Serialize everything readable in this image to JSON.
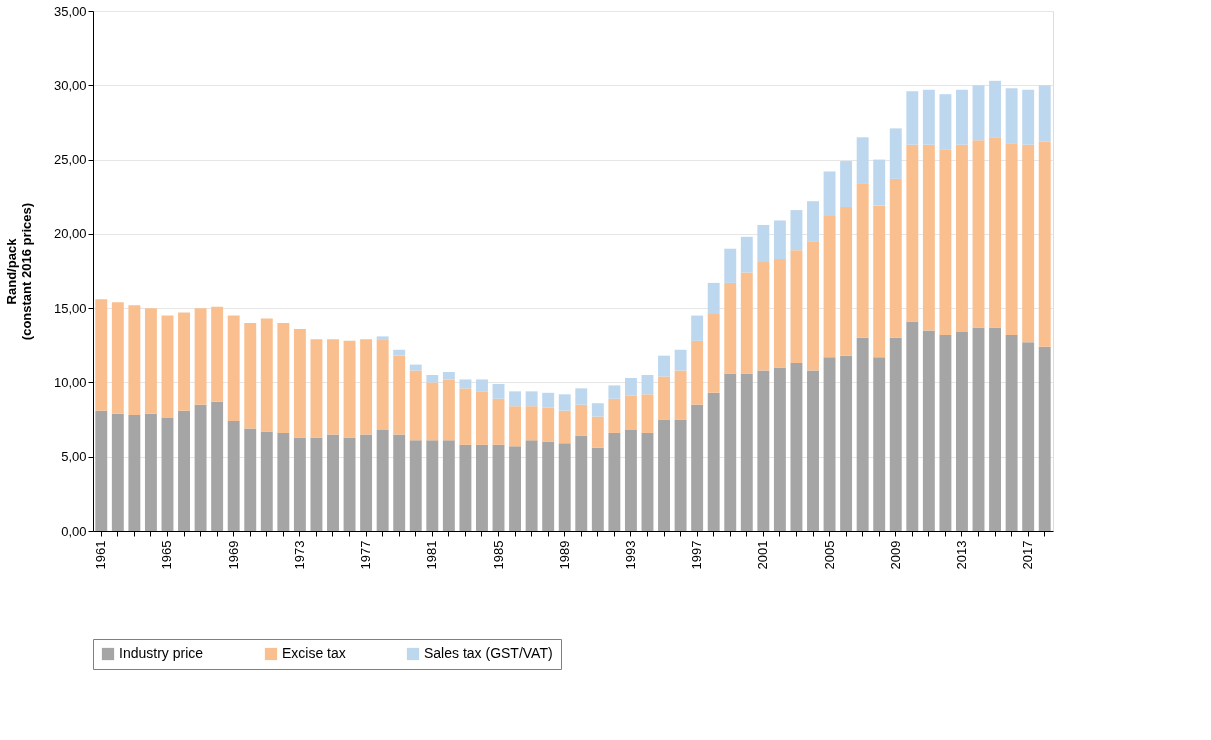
{
  "chart_data": {
    "type": "bar",
    "stacked": true,
    "ylabel": "Rand/pack\n(constant 2016 prices)",
    "categories": [
      "1961",
      null,
      null,
      null,
      "1965",
      null,
      null,
      null,
      "1969",
      null,
      null,
      null,
      "1973",
      null,
      null,
      null,
      "1977",
      null,
      null,
      null,
      "1981",
      null,
      null,
      null,
      "1985",
      null,
      null,
      null,
      "1989",
      null,
      null,
      null,
      "1993",
      null,
      null,
      null,
      "1997",
      null,
      null,
      null,
      "2001",
      null,
      null,
      null,
      "2005",
      null,
      null,
      null,
      "2009",
      null,
      null,
      null,
      "2013",
      null,
      null,
      null,
      "2017",
      null
    ],
    "series": [
      {
        "name": "Industry price",
        "color": "#a5a5a5",
        "values": [
          8.1,
          7.9,
          7.8,
          7.9,
          7.6,
          8.1,
          8.5,
          8.7,
          7.4,
          6.9,
          6.7,
          6.6,
          6.3,
          6.3,
          6.5,
          6.3,
          6.5,
          6.8,
          6.5,
          6.1,
          6.1,
          6.1,
          5.8,
          5.8,
          5.8,
          5.7,
          6.1,
          6.0,
          5.9,
          6.4,
          5.6,
          6.6,
          6.8,
          6.6,
          7.5,
          7.5,
          8.5,
          9.3,
          10.6,
          10.6,
          10.8,
          11.0,
          11.3,
          10.8,
          11.7,
          11.8,
          13.0,
          11.7,
          13.0,
          14.1,
          13.5,
          13.2,
          13.4,
          13.7,
          13.7,
          13.2,
          12.7,
          12.4
        ]
      },
      {
        "name": "Excise tax",
        "color": "#f9bf8f",
        "values": [
          7.5,
          7.5,
          7.4,
          7.1,
          6.9,
          6.6,
          6.5,
          6.4,
          7.1,
          7.1,
          7.6,
          7.4,
          7.3,
          6.6,
          6.4,
          6.5,
          6.4,
          6.1,
          5.3,
          4.7,
          3.9,
          4.1,
          3.8,
          3.6,
          3.1,
          2.7,
          2.3,
          2.3,
          2.2,
          2.1,
          2.1,
          2.3,
          2.3,
          2.6,
          2.9,
          3.3,
          4.3,
          5.3,
          6.1,
          6.8,
          7.3,
          7.3,
          7.6,
          8.7,
          9.5,
          10.0,
          10.4,
          10.2,
          10.7,
          11.9,
          12.5,
          12.5,
          12.6,
          12.6,
          12.8,
          12.9,
          13.3,
          13.8
        ]
      },
      {
        "name": "Sales tax (GST/VAT)",
        "color": "#bdd7ee",
        "values": [
          null,
          null,
          null,
          null,
          null,
          null,
          null,
          null,
          null,
          null,
          null,
          null,
          null,
          null,
          null,
          null,
          null,
          0.2,
          0.4,
          0.4,
          0.5,
          0.5,
          0.6,
          0.8,
          1.0,
          1.0,
          1.0,
          1.0,
          1.1,
          1.1,
          0.9,
          0.9,
          1.2,
          1.3,
          1.4,
          1.4,
          1.7,
          2.1,
          2.3,
          2.4,
          2.5,
          2.6,
          2.7,
          2.7,
          3.0,
          3.1,
          3.1,
          3.1,
          3.4,
          3.6,
          3.7,
          3.7,
          3.7,
          3.7,
          3.8,
          3.7,
          3.7,
          3.8
        ]
      }
    ],
    "ylim": [
      0,
      35
    ],
    "yticks": [
      {
        "value": 0,
        "label": "0,00"
      },
      {
        "value": 5,
        "label": "5,00"
      },
      {
        "value": 10,
        "label": "10,00"
      },
      {
        "value": 15,
        "label": "15,00"
      },
      {
        "value": 20,
        "label": "20,00"
      },
      {
        "value": 25,
        "label": "25,00"
      },
      {
        "value": 30,
        "label": "30,00"
      },
      {
        "value": 35,
        "label": "35,00"
      }
    ],
    "grid": "y",
    "legend": "bottom"
  }
}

########

▶ **Aim of the task**: Check each line of the records for "color" and copy the ones that contain it.

▶ **Correct response**:
        "color": "#a5a5a5",
        "color": "#f9bf8f",
        "color": "#bdd7ee",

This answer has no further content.